## [What the exercise asks]
Each entry below should be echoed exactly, with pictures omitted.

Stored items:
▽

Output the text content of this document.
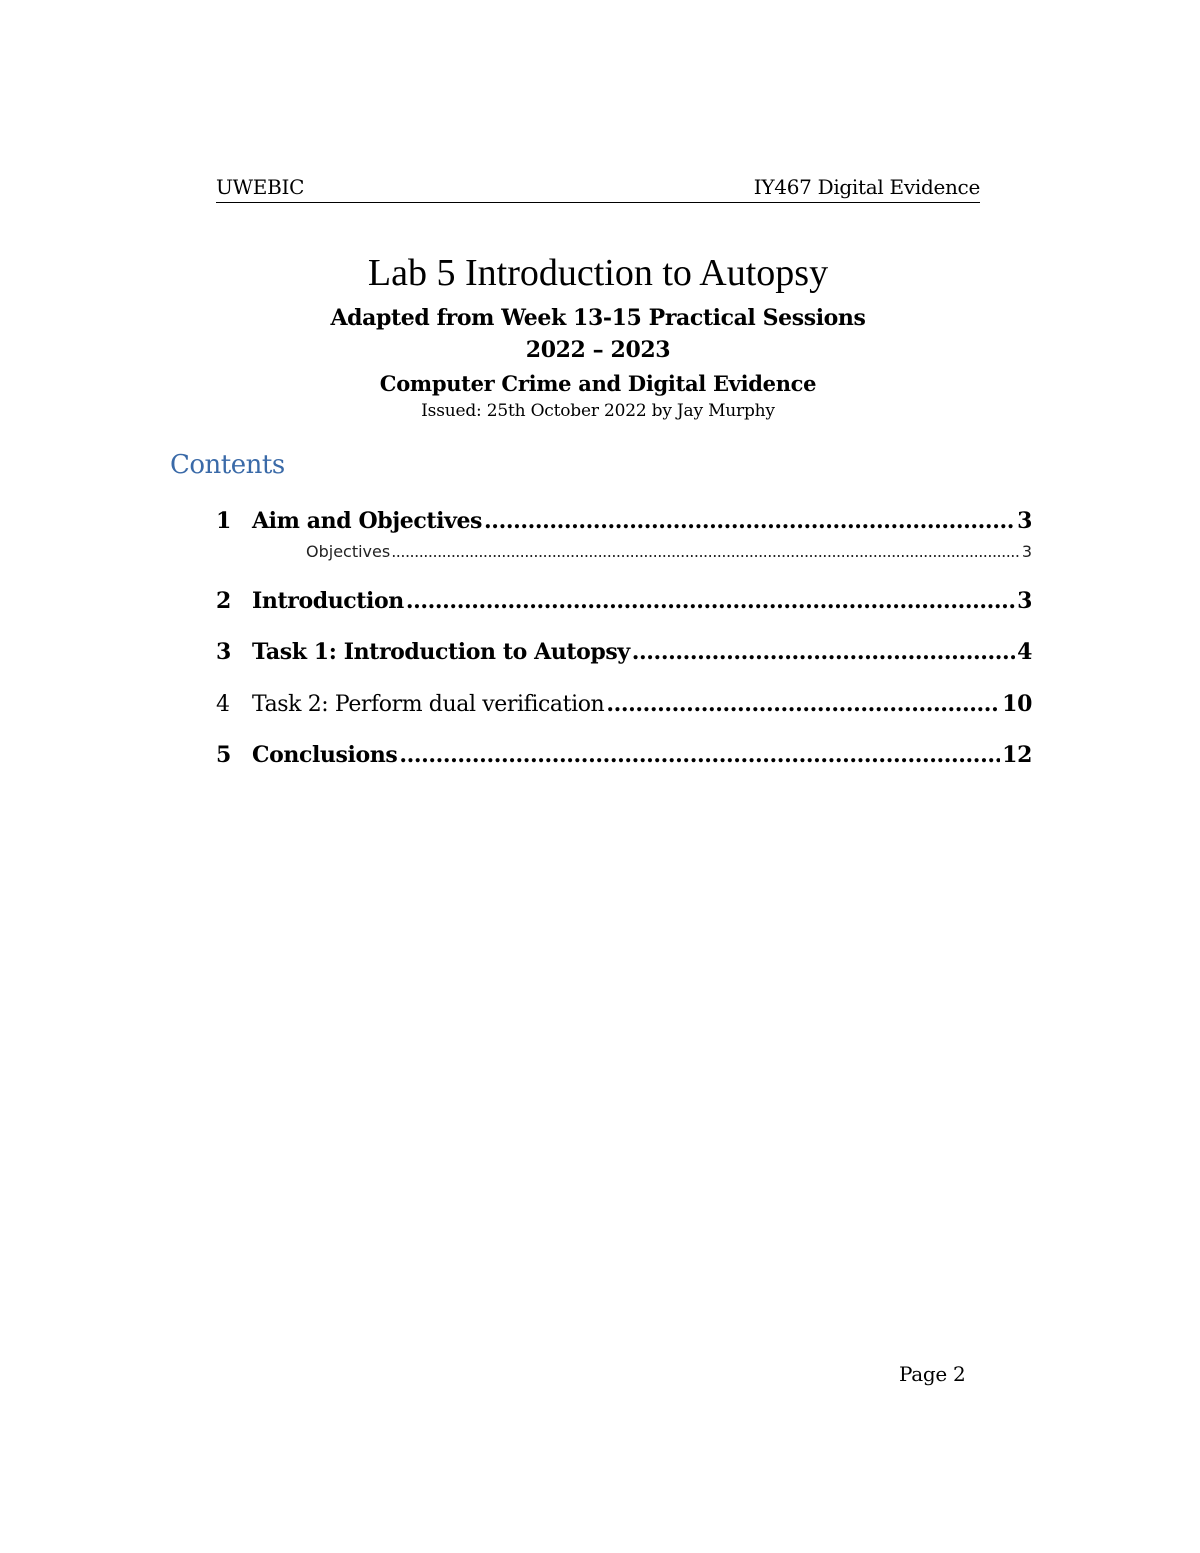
UWEBIC	IY467 Digital Evidence
Lab 5 Introduction to Autopsy
Adapted from Week 13-15 Practical Sessions 2022 – 2023
Computer Crime and Digital Evidence
Issued: 25th October 2022 by Jay Murphy
Contents
1 Aim and Objectives .....	3
Objectives .....	3
2 Introduction .....	3
3 Task 1: Introduction to Autopsy .....	4
4	Task 2: Perform dual verification .....	10
5 Conclusions .....	12
Page 2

△

## [Answer to the task]
Output the text content of this document.
UWEBIC	IY467 Digital Evidence
Lab 5 Introduction to Autopsy
Adapted from Week 13-15 Practical Sessions 2022 – 2023
Computer Crime and Digital Evidence
Issued: 25th October 2022 by Jay Murphy
Contents
1 Aim and Objectives .....	3
Objectives .....	3
2 Introduction .....	3
3 Task 1: Introduction to Autopsy .....	4
4	Task 2: Perform dual verification .....	10
5 Conclusions .....	12
Page 2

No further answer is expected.